== REQUIRED TASK ==
Keep only those lines of the records that include the string "type".

━━ SUPPLIED ENTRIES ━━

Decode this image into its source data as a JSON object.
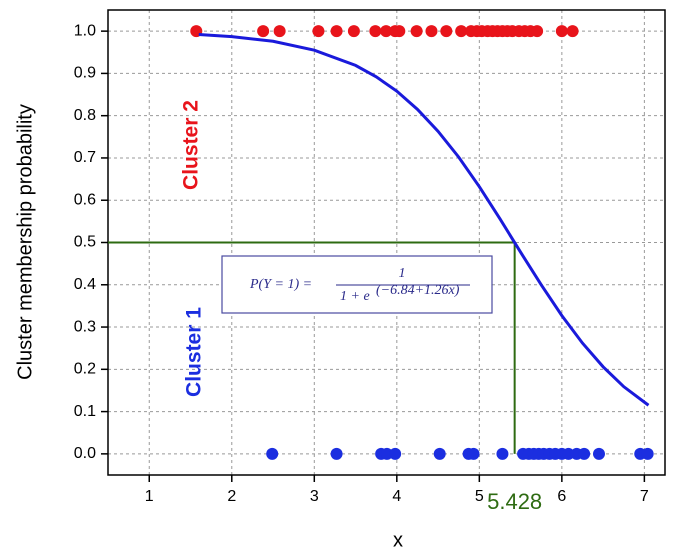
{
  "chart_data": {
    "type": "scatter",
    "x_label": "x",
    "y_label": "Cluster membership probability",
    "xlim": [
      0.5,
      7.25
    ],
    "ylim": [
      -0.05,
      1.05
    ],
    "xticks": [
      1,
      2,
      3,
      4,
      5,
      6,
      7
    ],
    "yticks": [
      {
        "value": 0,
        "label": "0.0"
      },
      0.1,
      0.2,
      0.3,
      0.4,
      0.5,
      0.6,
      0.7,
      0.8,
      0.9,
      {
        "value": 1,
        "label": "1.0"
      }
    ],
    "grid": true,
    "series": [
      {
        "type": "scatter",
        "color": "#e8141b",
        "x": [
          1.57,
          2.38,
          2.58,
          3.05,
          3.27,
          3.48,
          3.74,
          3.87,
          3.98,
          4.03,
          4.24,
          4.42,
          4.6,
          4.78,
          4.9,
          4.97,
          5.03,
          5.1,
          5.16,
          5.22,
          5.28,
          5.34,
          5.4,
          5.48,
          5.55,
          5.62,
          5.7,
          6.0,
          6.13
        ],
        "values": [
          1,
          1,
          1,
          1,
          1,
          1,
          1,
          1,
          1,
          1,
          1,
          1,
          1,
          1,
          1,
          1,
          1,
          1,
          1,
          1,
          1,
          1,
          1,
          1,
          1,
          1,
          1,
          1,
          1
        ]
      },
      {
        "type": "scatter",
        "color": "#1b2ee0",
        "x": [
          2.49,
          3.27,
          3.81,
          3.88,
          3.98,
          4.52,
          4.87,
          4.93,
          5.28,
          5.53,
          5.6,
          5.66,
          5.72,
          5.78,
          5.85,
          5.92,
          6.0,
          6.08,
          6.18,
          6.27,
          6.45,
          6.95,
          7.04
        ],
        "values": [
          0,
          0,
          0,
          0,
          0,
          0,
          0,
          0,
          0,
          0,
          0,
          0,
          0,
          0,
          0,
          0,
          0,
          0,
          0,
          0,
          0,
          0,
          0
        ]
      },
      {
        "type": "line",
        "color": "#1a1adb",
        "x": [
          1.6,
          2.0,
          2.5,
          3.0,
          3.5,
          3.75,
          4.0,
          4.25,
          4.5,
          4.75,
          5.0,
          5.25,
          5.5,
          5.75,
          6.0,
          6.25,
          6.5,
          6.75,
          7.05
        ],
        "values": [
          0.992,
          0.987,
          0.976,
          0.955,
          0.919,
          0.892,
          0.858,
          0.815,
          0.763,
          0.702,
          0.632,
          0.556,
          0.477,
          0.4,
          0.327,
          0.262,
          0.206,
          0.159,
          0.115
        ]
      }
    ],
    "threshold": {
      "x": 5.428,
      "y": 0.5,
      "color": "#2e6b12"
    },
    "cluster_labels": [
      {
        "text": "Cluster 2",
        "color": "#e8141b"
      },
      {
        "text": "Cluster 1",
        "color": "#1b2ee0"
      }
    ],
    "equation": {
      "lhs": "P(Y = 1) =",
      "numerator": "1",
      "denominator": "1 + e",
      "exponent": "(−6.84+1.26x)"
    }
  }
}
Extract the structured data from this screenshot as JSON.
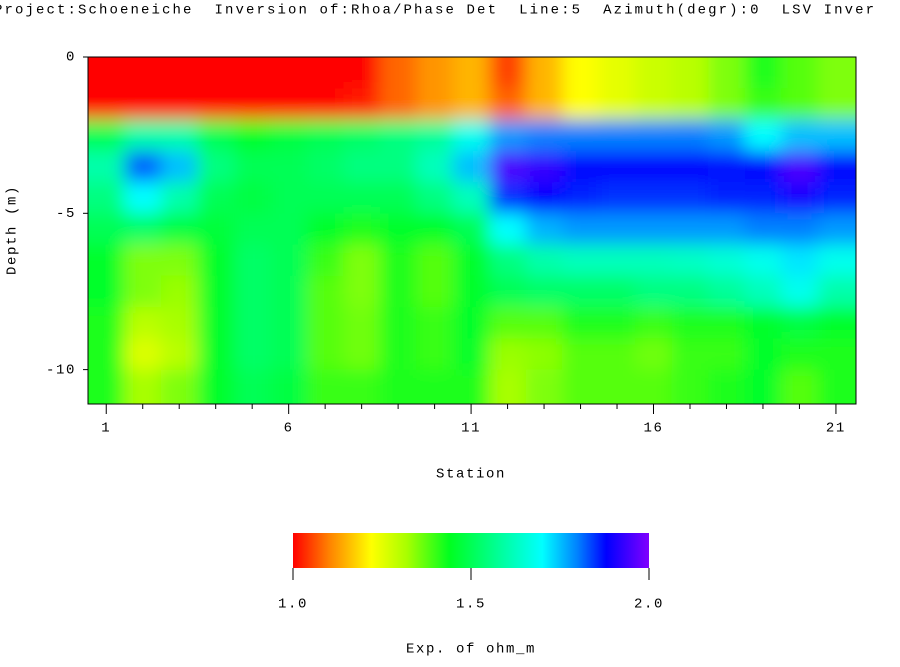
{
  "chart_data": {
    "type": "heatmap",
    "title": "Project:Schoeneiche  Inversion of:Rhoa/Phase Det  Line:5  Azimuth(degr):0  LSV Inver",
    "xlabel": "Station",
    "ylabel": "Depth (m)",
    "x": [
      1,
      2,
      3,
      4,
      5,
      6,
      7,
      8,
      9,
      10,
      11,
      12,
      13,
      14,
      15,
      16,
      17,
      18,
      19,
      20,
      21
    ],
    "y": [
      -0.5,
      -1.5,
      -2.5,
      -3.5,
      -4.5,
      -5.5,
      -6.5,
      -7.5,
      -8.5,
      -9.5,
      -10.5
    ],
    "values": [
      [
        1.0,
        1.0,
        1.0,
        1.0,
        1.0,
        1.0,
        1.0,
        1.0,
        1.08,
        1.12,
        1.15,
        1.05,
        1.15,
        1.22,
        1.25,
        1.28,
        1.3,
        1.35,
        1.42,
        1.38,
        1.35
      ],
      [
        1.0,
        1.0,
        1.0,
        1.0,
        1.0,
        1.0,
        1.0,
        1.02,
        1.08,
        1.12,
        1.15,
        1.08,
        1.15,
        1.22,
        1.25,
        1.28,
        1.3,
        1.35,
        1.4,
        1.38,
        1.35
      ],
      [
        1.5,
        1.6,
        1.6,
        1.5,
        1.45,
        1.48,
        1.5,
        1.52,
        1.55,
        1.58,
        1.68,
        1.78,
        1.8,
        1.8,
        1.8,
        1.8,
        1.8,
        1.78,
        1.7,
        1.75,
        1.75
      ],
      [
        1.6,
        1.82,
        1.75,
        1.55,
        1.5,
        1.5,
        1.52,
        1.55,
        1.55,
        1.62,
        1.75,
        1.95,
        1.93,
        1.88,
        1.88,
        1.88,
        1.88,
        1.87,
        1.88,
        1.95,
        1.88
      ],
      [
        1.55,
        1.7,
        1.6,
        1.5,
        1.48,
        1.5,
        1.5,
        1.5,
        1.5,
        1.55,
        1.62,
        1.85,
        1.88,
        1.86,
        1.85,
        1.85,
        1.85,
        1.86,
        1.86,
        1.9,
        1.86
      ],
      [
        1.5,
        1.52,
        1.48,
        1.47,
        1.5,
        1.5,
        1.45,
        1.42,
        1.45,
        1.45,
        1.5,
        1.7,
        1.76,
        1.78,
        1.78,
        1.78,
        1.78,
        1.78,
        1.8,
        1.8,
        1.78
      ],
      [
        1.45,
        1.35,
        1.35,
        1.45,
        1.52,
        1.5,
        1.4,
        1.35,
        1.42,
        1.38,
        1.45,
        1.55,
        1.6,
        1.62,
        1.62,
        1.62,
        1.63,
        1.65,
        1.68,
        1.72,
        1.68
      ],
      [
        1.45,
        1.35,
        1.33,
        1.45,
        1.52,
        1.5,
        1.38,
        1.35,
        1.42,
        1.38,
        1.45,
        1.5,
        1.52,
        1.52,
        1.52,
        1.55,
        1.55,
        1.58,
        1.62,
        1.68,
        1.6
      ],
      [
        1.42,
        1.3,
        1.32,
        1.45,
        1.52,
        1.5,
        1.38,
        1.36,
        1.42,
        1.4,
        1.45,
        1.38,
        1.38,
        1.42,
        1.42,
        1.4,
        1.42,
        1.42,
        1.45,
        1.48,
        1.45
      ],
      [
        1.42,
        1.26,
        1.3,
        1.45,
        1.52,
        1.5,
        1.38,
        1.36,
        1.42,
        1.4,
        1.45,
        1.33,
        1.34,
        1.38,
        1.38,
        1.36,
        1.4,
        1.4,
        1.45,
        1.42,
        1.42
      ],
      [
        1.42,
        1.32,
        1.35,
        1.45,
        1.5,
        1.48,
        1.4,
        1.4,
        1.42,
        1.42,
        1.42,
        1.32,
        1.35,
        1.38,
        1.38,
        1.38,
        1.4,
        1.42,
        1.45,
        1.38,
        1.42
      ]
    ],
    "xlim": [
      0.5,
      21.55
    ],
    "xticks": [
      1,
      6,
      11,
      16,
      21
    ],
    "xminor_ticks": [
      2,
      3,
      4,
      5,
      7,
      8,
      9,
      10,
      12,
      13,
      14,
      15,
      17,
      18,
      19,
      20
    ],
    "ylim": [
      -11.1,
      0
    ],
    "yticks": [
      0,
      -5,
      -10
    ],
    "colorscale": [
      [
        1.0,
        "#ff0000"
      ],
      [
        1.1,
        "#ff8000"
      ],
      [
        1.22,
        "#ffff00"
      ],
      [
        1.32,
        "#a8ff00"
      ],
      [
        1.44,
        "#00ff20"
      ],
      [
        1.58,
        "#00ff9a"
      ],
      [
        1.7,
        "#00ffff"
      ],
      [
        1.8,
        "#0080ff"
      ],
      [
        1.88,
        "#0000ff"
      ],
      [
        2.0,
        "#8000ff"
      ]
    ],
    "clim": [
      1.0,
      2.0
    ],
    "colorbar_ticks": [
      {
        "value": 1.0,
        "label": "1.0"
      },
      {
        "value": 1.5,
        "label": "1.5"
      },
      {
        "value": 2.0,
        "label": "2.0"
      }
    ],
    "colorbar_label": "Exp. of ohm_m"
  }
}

━━━

== ANSWER FOR THE TASK ==
    "type": "scatter",
        "type": "scatter",
        "type": "scatter",
        "type": "line",
    "type": "heatmap",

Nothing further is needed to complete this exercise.